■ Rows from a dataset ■

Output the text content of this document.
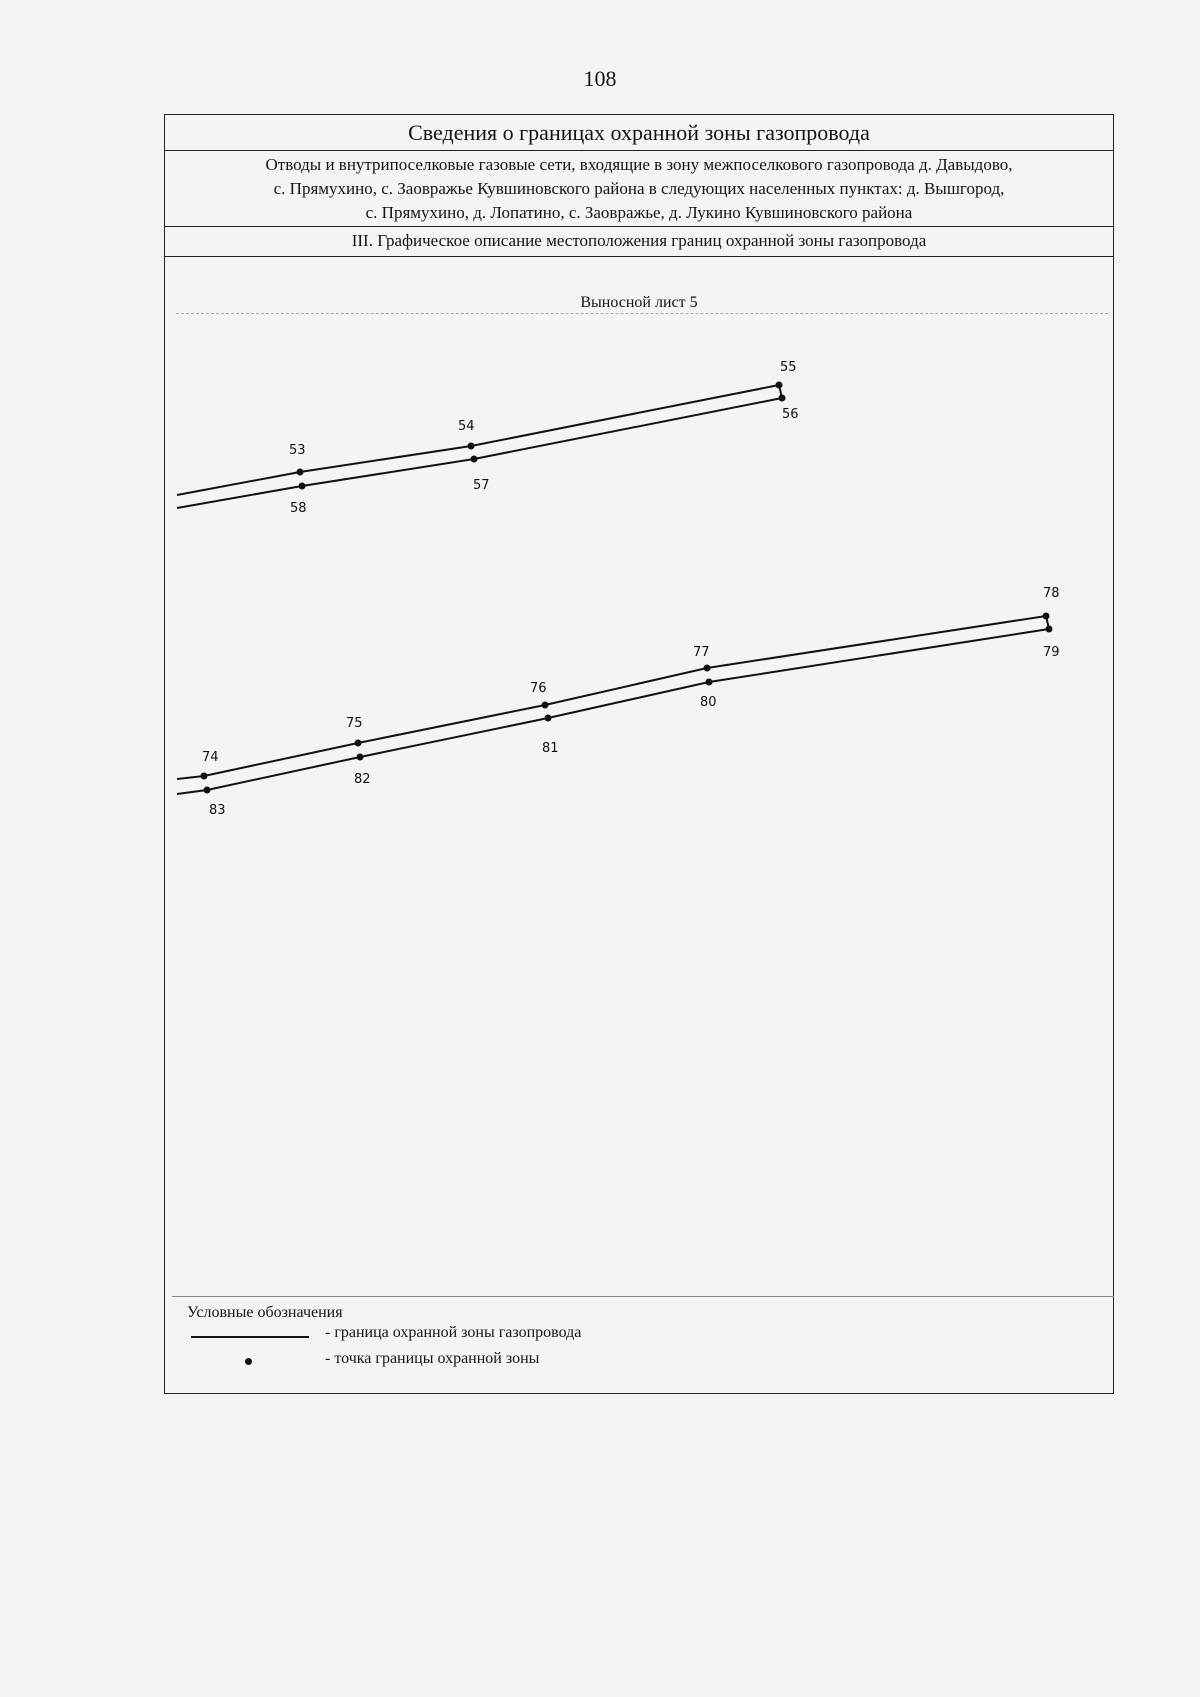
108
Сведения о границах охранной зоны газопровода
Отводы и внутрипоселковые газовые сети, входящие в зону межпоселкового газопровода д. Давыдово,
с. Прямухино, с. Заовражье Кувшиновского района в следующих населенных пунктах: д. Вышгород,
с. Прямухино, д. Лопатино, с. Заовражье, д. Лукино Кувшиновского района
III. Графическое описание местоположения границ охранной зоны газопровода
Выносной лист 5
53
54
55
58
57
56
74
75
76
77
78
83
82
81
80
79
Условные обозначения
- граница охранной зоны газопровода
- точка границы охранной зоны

==

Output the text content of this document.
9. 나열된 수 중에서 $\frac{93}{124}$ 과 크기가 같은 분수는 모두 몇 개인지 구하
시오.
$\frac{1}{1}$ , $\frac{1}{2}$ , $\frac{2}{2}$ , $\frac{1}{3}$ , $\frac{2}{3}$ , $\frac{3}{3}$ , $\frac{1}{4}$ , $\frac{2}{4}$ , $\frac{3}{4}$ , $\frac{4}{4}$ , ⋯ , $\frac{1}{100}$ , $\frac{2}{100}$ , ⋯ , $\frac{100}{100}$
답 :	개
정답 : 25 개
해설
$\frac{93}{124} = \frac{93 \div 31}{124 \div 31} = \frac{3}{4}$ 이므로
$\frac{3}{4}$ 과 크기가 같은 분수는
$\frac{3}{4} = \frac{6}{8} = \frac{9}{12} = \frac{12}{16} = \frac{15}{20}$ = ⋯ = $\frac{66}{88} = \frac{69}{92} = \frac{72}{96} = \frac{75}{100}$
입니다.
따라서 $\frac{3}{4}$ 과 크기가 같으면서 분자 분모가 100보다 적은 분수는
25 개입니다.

■ WHAT YOU ARE ASKED TO DO ■
Search the lines for the string "frac" and copy every line that has it.

■ TASK RESPONSE ■
9. 나열된 수 중에서 $\frac{93}{124}$ 과 크기가 같은 분수는 모두 몇 개인지 구하
$\frac{1}{1}$ , $\frac{1}{2}$ , $\frac{2}{2}$ , $\frac{1}{3}$ , $\frac{2}{3}$ , $\frac{3}{3}$ , $\frac{1}{4}$ , $\frac{2}{4}$ , $\frac{3}{4}$ , $\frac{4}{4}$ , ⋯ , $\frac{1}{100}$ , $\frac{2}{100}$ , ⋯ , $\frac{100}{100}$
$\frac{93}{124} = \frac{93 \div 31}{124 \div 31} = \frac{3}{4}$ 이므로
$\frac{3}{4}$ 과 크기가 같은 분수는
$\frac{3}{4} = \frac{6}{8} = \frac{9}{12} = \frac{12}{16} = \frac{15}{20}$ = ⋯ = $\frac{66}{88} = \frac{69}{92} = \frac{72}{96} = \frac{75}{100}$
따라서 $\frac{3}{4}$ 과 크기가 같으면서 분자 분모가 100보다 적은 분수는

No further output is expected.